[DOCUMENT TEXT]
# Military Working Dog Adoptions Made Easier



## larrydee33 (Feb 25, 2007)

Finally a web site that helps making adopting a Military Working Dog easier. I found out about this in the Marine Corps Times.

There is a complete list with telephone numbers of all the military bases in the US that have working dogs at their facility . This should make it a heck of a lot easier to adopt a Military Working Dog than trying to deal just with Lackland AFB.

They go thru the whole process with you in exact detail. They tell you exactly what questions to ask. Give you a form to fill out. What information you need to know about. The whole 9 yards. 
If your persistant and follow the guidelines outlined on this site you should be able to locate and adopt a retired Military Working Dog in your own geographical area.

http://www.militaryworkingdogadoptions.com


----------



## SouthernBelle (Mar 30, 2007)

Heres another one.

http://www.uswardogs.org/


----------



## tibvixie101 (Nov 26, 2007)

Gonna bookmark the link. I would love to adopt a retired military dog! Our family "boys" were/are all marines, and i think this would be a great way to feel like i am involved. We know when the time is right to add to our family, we're defintatley going to rescue/adopt, so i'll be keeping this in mind. Thanks!


----------

[RECORDS FOR THIS TASK]
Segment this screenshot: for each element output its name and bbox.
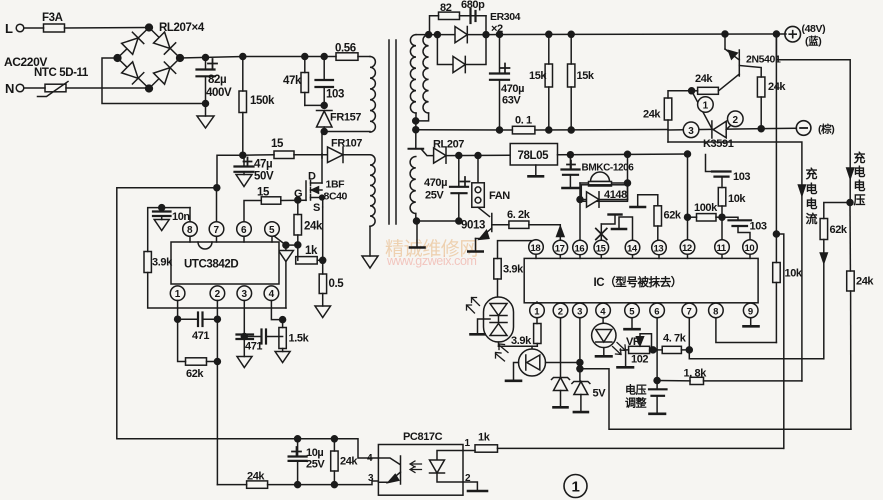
svg-text:L: L	[5, 21, 13, 36]
pin 5 U1	[265, 222, 286, 245]
resonator BMKC-1206	[580, 151, 634, 199]
svg-text:150k: 150k	[250, 95, 275, 107]
resistor 150k	[239, 57, 275, 156]
svg-text:2: 2	[733, 115, 739, 126]
svg-text:63V: 63V	[502, 95, 521, 107]
pin 2 U1	[210, 286, 225, 485]
svg-text:2: 2	[558, 306, 563, 317]
svg-text:13: 13	[654, 244, 664, 255]
pin 3 U2	[573, 303, 588, 381]
transformer primary winding	[370, 57, 375, 133]
capacitor 470u 25V	[417, 153, 470, 225]
ground arrow 471	[237, 357, 252, 368]
svg-text:0.5: 0.5	[329, 278, 345, 290]
resistor 24k collector	[757, 77, 786, 132]
resistor 24k gate	[294, 200, 323, 260]
svg-text:电: 电	[806, 181, 818, 196]
resistor 15 vcc	[271, 138, 328, 159]
svg-text:4: 4	[269, 289, 275, 300]
resistor 15k b	[568, 34, 595, 133]
svg-text:471: 471	[192, 330, 209, 342]
wire battery feedback	[773, 231, 783, 448]
node pin3 feedback	[577, 360, 851, 430]
pin 3 U1	[237, 286, 252, 334]
terminal plus 48V	[785, 23, 825, 48]
svg-text:1k: 1k	[305, 245, 318, 257]
fuse F3A	[24, 12, 149, 32]
zener pin2	[552, 378, 570, 408]
test point 2	[726, 111, 743, 130]
test point 3	[683, 122, 699, 138]
resistor 6.2k	[507, 209, 560, 233]
ground arrow 0.5	[315, 306, 331, 318]
led optocell	[496, 344, 580, 381]
svg-text:1: 1	[703, 101, 709, 112]
svg-text:9013: 9013	[461, 220, 485, 232]
pin 18 U2	[498, 240, 544, 259]
svg-text:流: 流	[806, 211, 818, 226]
svg-text:D: D	[308, 171, 316, 183]
node vref	[159, 205, 190, 211]
svg-text:8C40: 8C40	[324, 191, 348, 203]
svg-text:1: 1	[572, 479, 580, 496]
resistor 62k pin13	[638, 195, 682, 259]
svg-text:电: 电	[854, 178, 866, 193]
ground arrow aux	[362, 256, 378, 268]
transformer core	[389, 40, 396, 224]
svg-text:680p: 680p	[461, 0, 485, 11]
pin 2 U2	[553, 303, 568, 376]
regulator 78L05	[510, 144, 687, 177]
resistor 62k pin1	[178, 319, 221, 380]
wire charge current	[668, 142, 805, 381]
resistor 10k sense	[773, 34, 803, 343]
terminal L	[5, 21, 24, 36]
svg-text:24k: 24k	[643, 109, 661, 121]
transformer aux winding	[370, 155, 375, 256]
resistor 4.7k	[662, 333, 692, 354]
svg-text:18: 18	[531, 243, 541, 254]
capacitor pin6	[649, 378, 667, 414]
diode RL207	[421, 139, 510, 164]
pin 8 U2	[709, 303, 777, 342]
resistor 82 snubber	[430, 2, 487, 35]
svg-text:50V: 50V	[254, 171, 274, 183]
svg-text:24k: 24k	[695, 73, 713, 85]
pin 15 U2 with X	[594, 215, 622, 259]
IC U2 (erased marking)	[524, 258, 758, 302]
optocoupler PC817C	[367, 431, 471, 495]
wire minus rail	[668, 128, 796, 130]
transformer secondary winding A	[410, 35, 416, 130]
svg-text:16: 16	[575, 244, 585, 255]
svg-text:10µ: 10µ	[306, 447, 323, 459]
transformer secondary winding B	[413, 35, 429, 124]
svg-text:PC817C: PC817C	[403, 431, 443, 443]
svg-text:NTC 5D-11: NTC 5D-11	[34, 67, 89, 79]
svg-text:7: 7	[214, 225, 220, 236]
wire charge voltage branch	[776, 34, 853, 206]
svg-text:(蓝): (蓝)	[805, 35, 821, 48]
pin 16 U2	[573, 240, 588, 258]
resistor 10k a	[718, 188, 746, 241]
svg-text:470µ: 470µ	[501, 83, 524, 95]
capacitor 471 pin3	[237, 335, 263, 357]
pin 12 U2 vcc	[680, 151, 695, 258]
resistor 0.56	[335, 43, 370, 61]
svg-text:6. 2k: 6. 2k	[507, 209, 531, 221]
resistor 47k	[283, 54, 324, 106]
svg-text:3: 3	[688, 126, 694, 137]
ground bar pin13 hook	[631, 206, 646, 209]
svg-text:25V: 25V	[306, 459, 325, 471]
svg-text:62k: 62k	[830, 224, 848, 236]
pin 7 U1	[209, 188, 224, 242]
pin 1 U1	[170, 286, 185, 319]
svg-text:470µ: 470µ	[424, 177, 447, 189]
resistor 3.9k U1	[144, 208, 286, 308]
svg-text:103: 103	[750, 221, 767, 233]
svg-text:3: 3	[368, 473, 374, 484]
diode FR157	[317, 102, 362, 131]
svg-text:电: 电	[854, 164, 866, 179]
svg-text:11: 11	[717, 243, 727, 254]
svg-text:2: 2	[215, 289, 221, 300]
svg-text:3.9k: 3.9k	[503, 264, 524, 276]
svg-text:1k: 1k	[478, 432, 491, 444]
svg-text:24k: 24k	[856, 276, 874, 288]
diode ER304 a	[437, 11, 520, 43]
svg-text:103: 103	[326, 89, 344, 101]
svg-text:82µ: 82µ	[208, 74, 226, 86]
svg-text:103: 103	[733, 171, 750, 183]
transistor 2N5401	[718, 34, 781, 91]
resistor 3.9k pin1	[511, 318, 541, 347]
pin 14 U2	[619, 217, 640, 258]
zener 5V pin3	[572, 382, 606, 413]
svg-text:15k: 15k	[577, 70, 595, 82]
svg-text:UTC3842D: UTC3842D	[184, 259, 238, 271]
svg-text:400V: 400V	[206, 87, 232, 99]
svg-text:47k: 47k	[283, 75, 302, 87]
wire rail to snubber	[243, 56, 336, 58]
capacitor 10u 25V	[289, 439, 326, 485]
diode FR107	[328, 138, 371, 163]
svg-text:8: 8	[187, 225, 193, 236]
svg-text:1.5k: 1.5k	[289, 333, 310, 345]
pin 8 U1	[183, 208, 198, 242]
svg-text:100k: 100k	[694, 202, 718, 214]
pin 10 U2	[743, 240, 758, 259]
label charge voltage	[854, 150, 866, 207]
svg-text:充: 充	[806, 166, 818, 181]
capacitor CT	[241, 330, 282, 344]
mosfet 1BF 8C40	[294, 154, 348, 214]
svg-text:10k: 10k	[728, 193, 746, 205]
source sense node	[320, 207, 326, 274]
svg-text:5V: 5V	[593, 388, 607, 400]
ground sec2	[410, 218, 425, 248]
wire pin2 pc817 ground	[463, 482, 487, 491]
ground arrow below cap	[197, 104, 214, 129]
diode 4148	[577, 183, 628, 240]
resistor 24k left	[643, 91, 692, 142]
capacitor 10n	[153, 208, 190, 223]
watermark	[385, 238, 478, 268]
wire sec top rail	[416, 32, 440, 38]
svg-text:RL207: RL207	[433, 139, 464, 151]
capacitor 471 pins1-2	[175, 313, 221, 343]
ground arrow 10n	[154, 220, 169, 231]
svg-text:10n: 10n	[172, 211, 190, 223]
svg-text:FR107: FR107	[331, 138, 362, 150]
dual led indicator	[467, 297, 514, 342]
wire oval bottom	[499, 342, 538, 346]
svg-text:14: 14	[627, 244, 638, 255]
ground arrow pin5	[278, 251, 293, 262]
pin 17 U2	[553, 240, 568, 258]
svg-text:15: 15	[271, 138, 284, 150]
wire mid rail	[413, 127, 513, 133]
svg-text:调整: 调整	[625, 396, 647, 410]
svg-text:7: 7	[687, 306, 692, 317]
pin 6 U2	[650, 303, 665, 389]
svg-text:电压: 电压	[625, 383, 647, 397]
svg-text:电: 电	[806, 196, 818, 211]
resistor 24k feedback	[331, 439, 359, 485]
svg-text:10: 10	[745, 243, 755, 254]
capacitor 78l05 out	[562, 152, 580, 188]
svg-text:24k: 24k	[304, 221, 323, 233]
circled 1 figure mark	[564, 475, 587, 498]
svg-text:17: 17	[555, 244, 565, 255]
svg-text:BMKC-1206: BMKC-1206	[582, 163, 635, 174]
resistor 0.5	[319, 274, 344, 306]
wire N to bridge	[66, 87, 146, 89]
resistor 24k base	[689, 73, 719, 94]
svg-text:3.9k: 3.9k	[152, 257, 173, 269]
resistor 1.5k	[279, 320, 310, 352]
svg-text:102: 102	[631, 354, 648, 366]
wire vcc node	[217, 152, 274, 188]
arrow into pin17	[557, 227, 564, 241]
thermistor NTC 5D-11	[24, 67, 89, 97]
resistor 62k charge	[820, 203, 850, 359]
resistor 24k charge	[847, 203, 875, 430]
resistor 15 gate	[244, 187, 281, 222]
svg-text:24k: 24k	[768, 81, 786, 93]
svg-text:N: N	[5, 81, 14, 96]
svg-text:15k: 15k	[529, 70, 547, 82]
pin 1 U2	[530, 302, 545, 318]
svg-text:25V: 25V	[425, 190, 444, 202]
svg-text:78L05: 78L05	[518, 150, 550, 162]
wire feedback bottom	[295, 436, 379, 458]
capacitor 103 snubber	[316, 54, 345, 109]
led pin4	[592, 323, 626, 356]
svg-text:6: 6	[654, 306, 659, 317]
bridge rectifier RL207x4	[114, 22, 205, 92]
resistor 0.1	[512, 115, 668, 134]
label voltage adjust	[625, 383, 647, 410]
wire bridge positive to cap	[180, 57, 243, 59]
capacitor 103 b	[706, 155, 751, 188]
ground node pin5	[283, 242, 298, 308]
svg-text:F3A: F3A	[42, 12, 63, 24]
pin 9 U2	[743, 303, 758, 326]
svg-text:6: 6	[241, 225, 247, 236]
IC U1 UTC3842D	[171, 242, 279, 284]
terminal minus	[796, 121, 834, 136]
potentiometer VR 102	[618, 334, 663, 368]
svg-text:471: 471	[245, 341, 262, 353]
svg-text:K3591: K3591	[703, 138, 734, 150]
svg-text:47µ: 47µ	[254, 159, 272, 171]
svg-text:www.gzweix.com: www.gzweix.com	[386, 254, 477, 268]
pin 11 U2	[715, 240, 730, 259]
svg-text:24k: 24k	[340, 456, 358, 468]
ground arrow 1.5k	[275, 352, 290, 363]
transistor 9013	[461, 207, 509, 251]
resistor 3.9k pin18	[494, 259, 524, 298]
svg-text:10k: 10k	[785, 268, 803, 280]
resistor 24k bottom	[217, 471, 378, 489]
fan motor	[472, 153, 510, 208]
wire primary bottom / drain node	[321, 129, 370, 159]
svg-text:1: 1	[175, 289, 181, 300]
capacitor 47u 50V	[235, 155, 274, 182]
svg-text:1: 1	[465, 438, 471, 449]
pin 5 U2	[625, 303, 640, 329]
ground bar pin14	[612, 228, 626, 231]
svg-text:4. 7k: 4. 7k	[663, 333, 687, 345]
svg-text:4: 4	[367, 453, 373, 464]
terminal N	[5, 81, 24, 96]
svg-text:压: 压	[854, 193, 866, 207]
resistor 1.8k	[657, 368, 802, 385]
svg-text:(48V): (48V)	[802, 23, 826, 35]
test point 1	[692, 91, 714, 129]
svg-text:S: S	[313, 202, 320, 214]
svg-text:(棕): (棕)	[818, 123, 834, 136]
svg-text:62k: 62k	[186, 368, 204, 380]
resistor 100k	[688, 202, 723, 221]
pin 4 U1	[264, 286, 286, 323]
capacitor 82u 400V	[197, 55, 232, 107]
capacitor 680p	[461, 0, 485, 23]
ground arrow 47u	[236, 172, 252, 187]
svg-text:IC（型号被抹去）: IC（型号被抹去）	[594, 275, 682, 289]
transformer secondary winding C	[409, 130, 424, 221]
svg-text:3: 3	[242, 289, 248, 300]
svg-text:8: 8	[713, 306, 718, 317]
svg-text:15: 15	[596, 244, 607, 255]
svg-text:62k: 62k	[664, 210, 682, 222]
svg-text:3.9k: 3.9k	[511, 335, 532, 347]
wire bridge negative to rail	[102, 58, 206, 104]
diode K3591	[703, 121, 734, 150]
svg-text:5: 5	[269, 225, 275, 236]
svg-text:充: 充	[854, 150, 866, 165]
svg-text:ER304: ER304	[490, 11, 521, 23]
capacitor 470u 63V	[490, 34, 524, 133]
svg-text:9: 9	[748, 306, 753, 317]
resistor 1k	[295, 242, 323, 264]
wire gate node	[281, 197, 306, 203]
wire plus rail top	[486, 31, 786, 37]
pin 4 U2	[596, 303, 611, 323]
resistor 1k output	[463, 432, 784, 453]
svg-text:1BF: 1BF	[326, 179, 346, 191]
svg-text:FR157: FR157	[330, 112, 361, 124]
pin 7 U2	[682, 303, 823, 359]
label charge current	[806, 166, 818, 226]
capacitor 103 c	[722, 217, 767, 240]
resistor 15k a	[529, 34, 553, 133]
diode ER304 b	[437, 35, 486, 73]
svg-text:12: 12	[682, 243, 692, 254]
svg-text:RL207×4: RL207×4	[159, 22, 205, 34]
svg-text:3: 3	[577, 306, 582, 317]
node main HV rail	[240, 54, 246, 60]
wire vcc left rail	[117, 185, 298, 439]
pin 6 U1	[237, 222, 252, 242]
svg-text:FAN: FAN	[489, 190, 510, 202]
svg-text:0. 1: 0. 1	[515, 115, 532, 127]
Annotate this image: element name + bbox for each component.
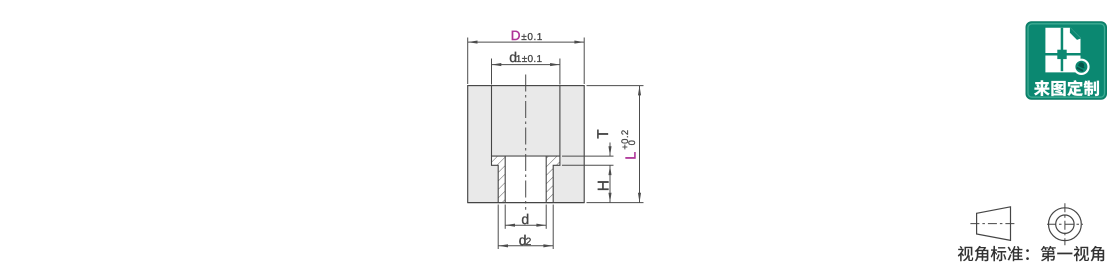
cone symbol [977,207,1011,241]
dim d2 extension line right [552,205,554,250]
dim d1 extension line right [559,59,561,85]
dim d extension line left [504,205,506,229]
cone centerline [970,223,1015,225]
label H (rotated) [595,180,612,191]
caption 视角标准：第一视角 [958,246,973,261]
svg-text:1±0.1: 1±0.1 [516,54,543,65]
dim L line [639,86,641,203]
dim D extension line left [467,38,469,85]
svg-text:D: D [511,28,521,43]
bore d1 right edge [559,86,561,157]
label L +0.2/0 (rotated) [620,129,640,159]
svg-text:T: T [595,129,612,139]
document crosshair center square [1057,50,1066,59]
svg-text:H: H [595,180,612,191]
dim T line [609,143,611,157]
document fold line [1070,27,1081,40]
dim d1 line [492,64,560,66]
badge document icon [1045,28,1080,73]
dim D extension line right [583,38,585,85]
svg-text:L: L [624,152,640,160]
svg-text:2: 2 [526,236,532,248]
dim H line [609,165,611,202]
bore bottom / flange top line [492,155,560,157]
svg-text:±0.1: ±0.1 [521,32,543,43]
circles symbol outer [1049,208,1082,241]
dim d line [505,224,546,226]
svg-text:d: d [521,211,529,227]
bore d1 left edge [491,86,493,157]
through hole d (white) [505,157,546,202]
svg-text:0: 0 [627,140,638,145]
vertical centerline [525,75,527,210]
badge text 来图定制 [1034,80,1050,96]
block bottom edge over hole [468,202,585,204]
leader line flange bottom [562,164,614,166]
dim L extension line bottom [587,202,644,204]
svg-text:+0.2: +0.2 [620,129,631,149]
badge background [1026,22,1107,99]
leader line flange top [562,155,614,157]
circle crosshair vertical [1064,203,1066,245]
dim d2 line [498,245,553,247]
dim L extension line top [587,85,644,87]
document crosshair vertical [1061,28,1064,71]
label T (rotated) [595,129,612,139]
circles symbol inner [1056,215,1074,233]
block body [468,86,585,203]
bushing wall right (hatched) [546,156,560,203]
dim d1 extension line left [491,59,493,85]
stamp glyph [1076,61,1086,72]
stamp circle [1074,60,1088,74]
bushing wall left (hatched) [492,156,506,203]
dim D line [468,41,585,43]
circle crosshair horizontal [1047,223,1083,225]
dim d extension line right [545,205,547,229]
dim d2 extension line left [497,205,499,250]
document crosshair horizontal [1041,53,1081,56]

[REQUEST A]
In the forum thread on adopting military working dogs, list every username that heads a post.
[REQUEST B]
Transcribe the rows, starting with the line that contains "21, 13, 36]" and going on through the line that contains "289, 275, 300]".

[RIGHT ANSWER A]
larrydee33
SouthernBelle
tibvixie101

[RIGHT ANSWER B]
svg-text:L: L	[5, 21, 13, 36]
pin 5 U1	[265, 222, 286, 245]
resonator BMKC-1206	[580, 151, 634, 199]
svg-text:150k: 150k	[250, 95, 275, 107]
resistor 150k	[239, 57, 275, 156]
svg-text:2: 2	[733, 115, 739, 126]
svg-text:63V: 63V	[502, 95, 521, 107]
pin 2 U1	[210, 286, 225, 485]
svg-text:2: 2	[558, 306, 563, 317]
svg-text:13: 13	[654, 244, 664, 255]
pin 3 U2	[573, 303, 588, 381]
transformer primary winding	[370, 57, 375, 133]
capacitor 470u 25V	[417, 153, 470, 225]
ground arrow 471	[237, 357, 252, 368]
svg-text:0.5: 0.5	[329, 278, 345, 290]
resistor 24k collector	[757, 77, 786, 132]
resistor 24k gate	[294, 200, 323, 260]
svg-text:电: 电	[806, 181, 818, 196]
resistor 15 vcc	[271, 138, 328, 159]
svg-text:4: 4	[269, 289, 275, 300]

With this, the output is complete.